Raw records
## begin

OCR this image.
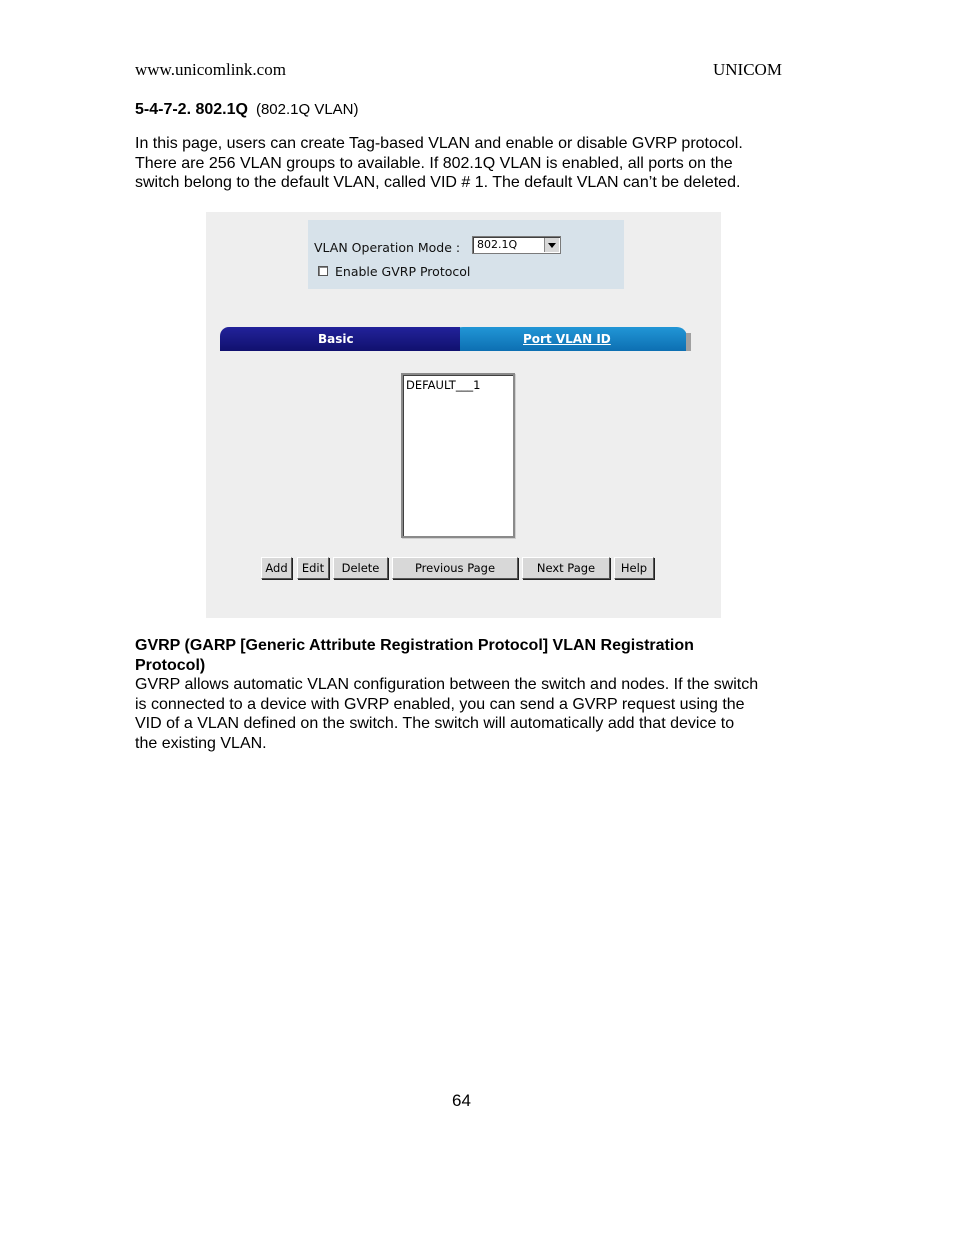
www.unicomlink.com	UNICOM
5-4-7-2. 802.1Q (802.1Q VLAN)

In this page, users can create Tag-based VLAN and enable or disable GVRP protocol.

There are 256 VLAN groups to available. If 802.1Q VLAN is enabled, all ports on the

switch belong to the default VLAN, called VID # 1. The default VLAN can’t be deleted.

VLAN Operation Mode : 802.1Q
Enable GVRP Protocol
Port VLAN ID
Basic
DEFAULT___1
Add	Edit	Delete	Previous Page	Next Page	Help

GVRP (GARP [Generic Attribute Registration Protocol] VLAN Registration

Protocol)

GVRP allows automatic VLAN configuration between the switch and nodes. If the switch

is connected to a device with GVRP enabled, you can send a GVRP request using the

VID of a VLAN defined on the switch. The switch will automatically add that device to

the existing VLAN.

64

## end

## Work required
Give the entries again without a single change, but with no pictures.

## Response to the exercise
OCR this image.
www.unicomlink.com	UNICOM
5-4-7-2. 802.1Q (802.1Q VLAN)

In this page, users can create Tag-based VLAN and enable or disable GVRP protocol.

There are 256 VLAN groups to available. If 802.1Q VLAN is enabled, all ports on the

switch belong to the default VLAN, called VID # 1. The default VLAN can’t be deleted.

VLAN Operation Mode : 802.1Q
Enable GVRP Protocol
Port VLAN ID
Basic
DEFAULT___1
Add	Edit	Delete	Previous Page	Next Page	Help

GVRP (GARP [Generic Attribute Registration Protocol] VLAN Registration

Protocol)

GVRP allows automatic VLAN configuration between the switch and nodes. If the switch

is connected to a device with GVRP enabled, you can send a GVRP request using the

VID of a VLAN defined on the switch. The switch will automatically add that device to

the existing VLAN.

64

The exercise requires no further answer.